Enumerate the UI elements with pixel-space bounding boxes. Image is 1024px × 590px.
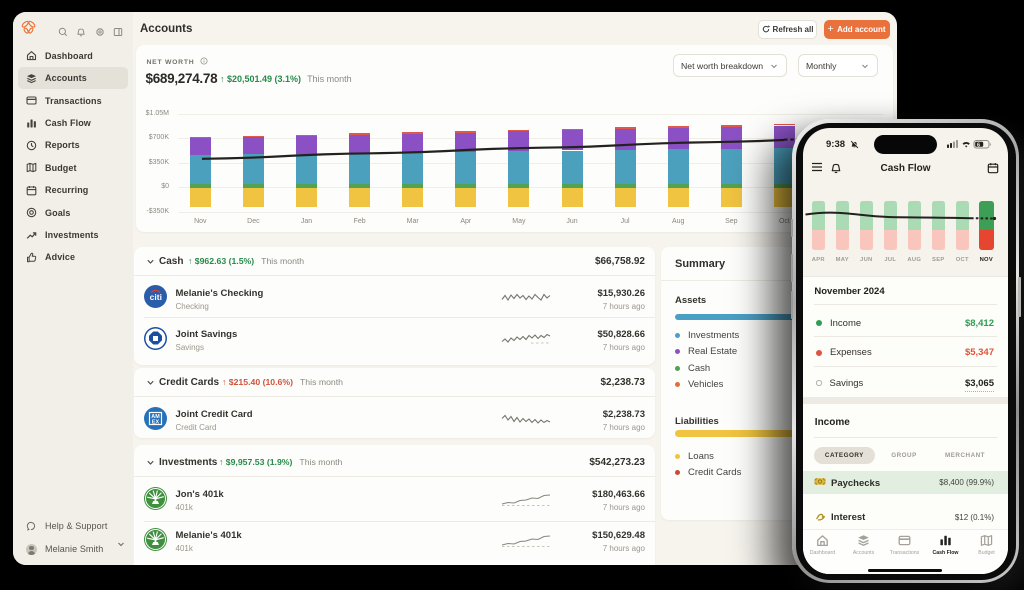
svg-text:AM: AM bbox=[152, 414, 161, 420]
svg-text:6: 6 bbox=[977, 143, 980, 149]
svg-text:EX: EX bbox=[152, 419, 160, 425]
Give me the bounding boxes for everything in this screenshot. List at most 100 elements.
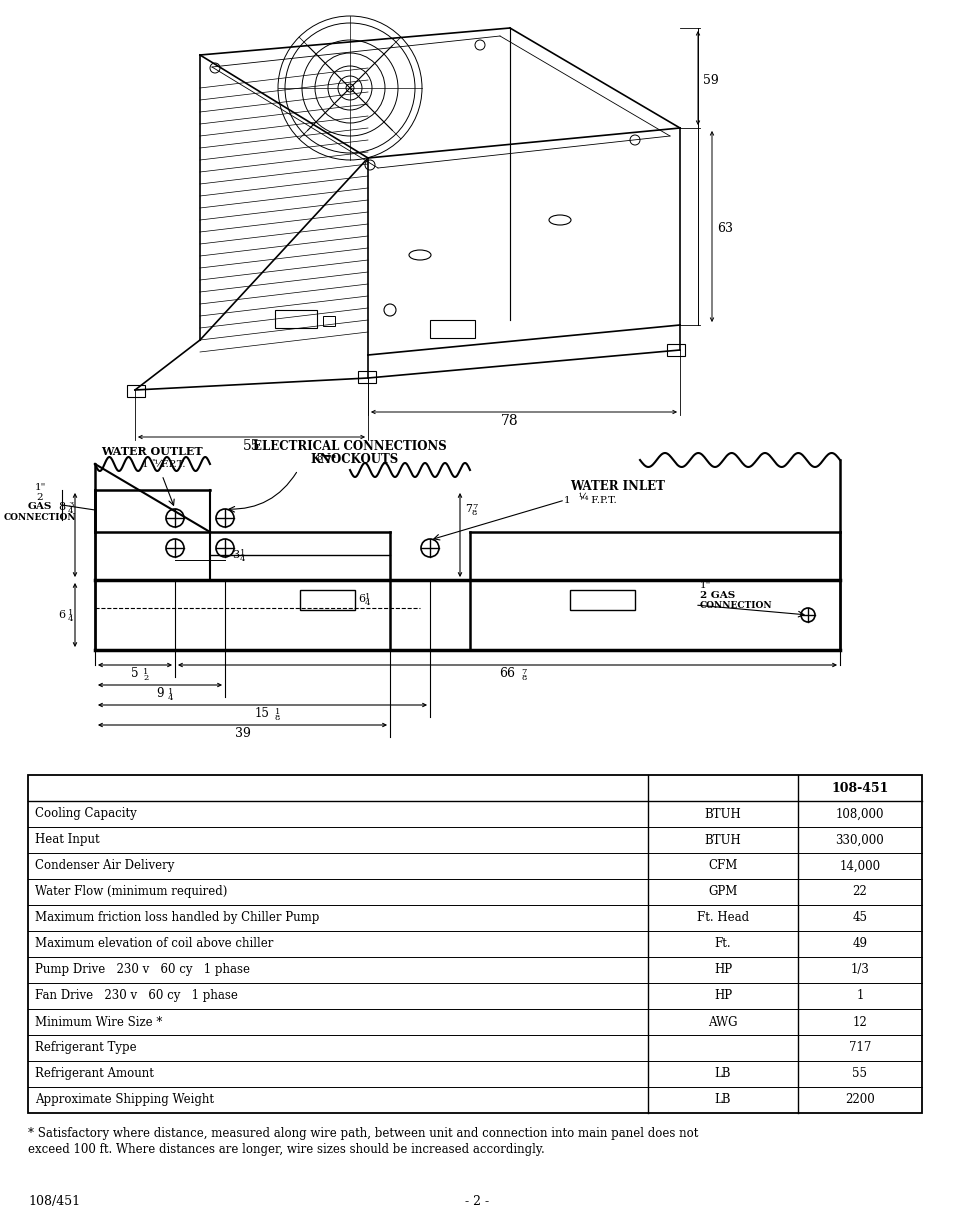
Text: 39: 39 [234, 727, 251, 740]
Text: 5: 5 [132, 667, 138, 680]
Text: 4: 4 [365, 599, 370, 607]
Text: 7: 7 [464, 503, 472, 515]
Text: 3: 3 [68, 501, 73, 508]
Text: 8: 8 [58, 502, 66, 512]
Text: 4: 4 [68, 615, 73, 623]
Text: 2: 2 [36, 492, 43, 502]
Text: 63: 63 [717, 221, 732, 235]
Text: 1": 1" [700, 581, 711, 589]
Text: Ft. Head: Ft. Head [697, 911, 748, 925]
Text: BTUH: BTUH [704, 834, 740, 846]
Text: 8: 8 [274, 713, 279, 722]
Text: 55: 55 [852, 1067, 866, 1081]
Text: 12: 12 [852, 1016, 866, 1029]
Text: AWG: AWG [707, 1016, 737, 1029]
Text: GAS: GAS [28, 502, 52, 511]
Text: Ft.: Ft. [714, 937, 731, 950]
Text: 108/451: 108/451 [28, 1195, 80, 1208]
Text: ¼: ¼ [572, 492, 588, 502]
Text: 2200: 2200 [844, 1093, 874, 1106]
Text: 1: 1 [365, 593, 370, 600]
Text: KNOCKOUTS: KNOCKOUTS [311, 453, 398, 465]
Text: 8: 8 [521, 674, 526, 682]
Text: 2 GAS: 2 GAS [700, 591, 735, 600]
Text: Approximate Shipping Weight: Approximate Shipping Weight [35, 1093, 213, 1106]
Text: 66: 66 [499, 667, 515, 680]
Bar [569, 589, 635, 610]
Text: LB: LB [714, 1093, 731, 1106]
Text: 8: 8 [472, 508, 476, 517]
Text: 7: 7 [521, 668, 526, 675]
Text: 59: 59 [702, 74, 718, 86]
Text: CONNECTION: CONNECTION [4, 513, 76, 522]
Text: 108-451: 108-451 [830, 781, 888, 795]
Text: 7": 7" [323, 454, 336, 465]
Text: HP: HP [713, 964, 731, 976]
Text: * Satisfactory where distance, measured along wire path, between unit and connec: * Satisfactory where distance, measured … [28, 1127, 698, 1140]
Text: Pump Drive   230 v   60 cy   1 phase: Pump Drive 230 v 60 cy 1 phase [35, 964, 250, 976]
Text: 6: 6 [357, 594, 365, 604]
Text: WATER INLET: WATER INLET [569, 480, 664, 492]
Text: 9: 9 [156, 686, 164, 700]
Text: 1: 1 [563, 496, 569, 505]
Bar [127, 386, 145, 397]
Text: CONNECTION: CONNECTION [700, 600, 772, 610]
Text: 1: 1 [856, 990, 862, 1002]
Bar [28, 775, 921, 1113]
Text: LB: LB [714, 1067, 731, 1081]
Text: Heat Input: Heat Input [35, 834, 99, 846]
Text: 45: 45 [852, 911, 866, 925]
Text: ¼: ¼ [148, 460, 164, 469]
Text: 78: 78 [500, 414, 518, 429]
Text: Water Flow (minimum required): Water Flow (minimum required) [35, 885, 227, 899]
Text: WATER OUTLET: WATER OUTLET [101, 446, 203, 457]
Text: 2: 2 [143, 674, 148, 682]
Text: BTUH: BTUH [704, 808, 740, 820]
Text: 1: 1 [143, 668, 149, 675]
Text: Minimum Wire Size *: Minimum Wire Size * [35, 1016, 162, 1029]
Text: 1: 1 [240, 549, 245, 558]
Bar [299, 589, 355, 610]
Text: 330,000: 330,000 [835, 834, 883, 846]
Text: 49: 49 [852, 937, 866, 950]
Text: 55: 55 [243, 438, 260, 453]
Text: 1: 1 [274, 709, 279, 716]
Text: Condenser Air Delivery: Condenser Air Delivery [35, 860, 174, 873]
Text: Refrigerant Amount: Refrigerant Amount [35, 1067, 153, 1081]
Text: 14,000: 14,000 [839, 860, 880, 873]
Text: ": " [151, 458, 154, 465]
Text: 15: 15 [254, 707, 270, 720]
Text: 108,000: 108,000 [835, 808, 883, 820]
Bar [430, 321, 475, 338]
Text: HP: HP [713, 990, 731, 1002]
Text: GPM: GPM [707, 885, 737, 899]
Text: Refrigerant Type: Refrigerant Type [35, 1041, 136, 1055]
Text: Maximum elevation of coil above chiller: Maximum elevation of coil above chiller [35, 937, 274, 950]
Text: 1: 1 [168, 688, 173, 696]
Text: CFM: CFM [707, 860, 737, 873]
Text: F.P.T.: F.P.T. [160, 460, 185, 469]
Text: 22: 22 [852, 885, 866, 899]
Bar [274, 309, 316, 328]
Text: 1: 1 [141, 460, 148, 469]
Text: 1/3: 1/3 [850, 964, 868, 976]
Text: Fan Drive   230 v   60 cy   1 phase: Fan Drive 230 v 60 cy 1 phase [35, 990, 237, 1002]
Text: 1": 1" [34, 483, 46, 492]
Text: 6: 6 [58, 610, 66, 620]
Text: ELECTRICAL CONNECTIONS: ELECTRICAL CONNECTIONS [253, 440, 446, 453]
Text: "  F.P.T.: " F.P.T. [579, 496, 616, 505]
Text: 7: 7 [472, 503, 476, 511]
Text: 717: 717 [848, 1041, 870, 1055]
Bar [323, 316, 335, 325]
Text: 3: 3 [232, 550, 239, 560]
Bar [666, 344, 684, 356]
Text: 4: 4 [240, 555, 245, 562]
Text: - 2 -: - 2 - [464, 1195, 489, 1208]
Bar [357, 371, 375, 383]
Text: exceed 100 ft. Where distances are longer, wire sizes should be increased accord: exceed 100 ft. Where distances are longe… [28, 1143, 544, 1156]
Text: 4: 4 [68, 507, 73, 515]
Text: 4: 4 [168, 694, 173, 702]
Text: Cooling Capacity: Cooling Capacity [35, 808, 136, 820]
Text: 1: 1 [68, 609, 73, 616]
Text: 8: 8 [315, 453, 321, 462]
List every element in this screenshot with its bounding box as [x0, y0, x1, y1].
_ _ _ _ _
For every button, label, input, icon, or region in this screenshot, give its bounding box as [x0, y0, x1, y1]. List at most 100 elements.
_ _ _ _ _
● **What to do**:
Copy the stretch of items from the line containing "Give me the" through the line containing "Text: BTUH: BTUH [704, 834, 740, 846]", leaving out the pictures.

● **Result below**:
Give me the bounding boxes for everything in this screenshot. List at most 100 elements.
Text: 39: 39 [234, 727, 251, 740]
Text: 5: 5 [132, 667, 138, 680]
Text: 4: 4 [365, 599, 370, 607]
Text: 7: 7 [464, 503, 472, 515]
Text: 3: 3 [68, 501, 73, 508]
Text: 8: 8 [58, 502, 66, 512]
Text: 4: 4 [68, 615, 73, 623]
Text: 2: 2 [36, 492, 43, 502]
Text: 63: 63 [717, 221, 732, 235]
Text: 1": 1" [700, 581, 711, 589]
Text: Ft. Head: Ft. Head [697, 911, 748, 925]
Text: BTUH: BTUH [704, 834, 740, 846]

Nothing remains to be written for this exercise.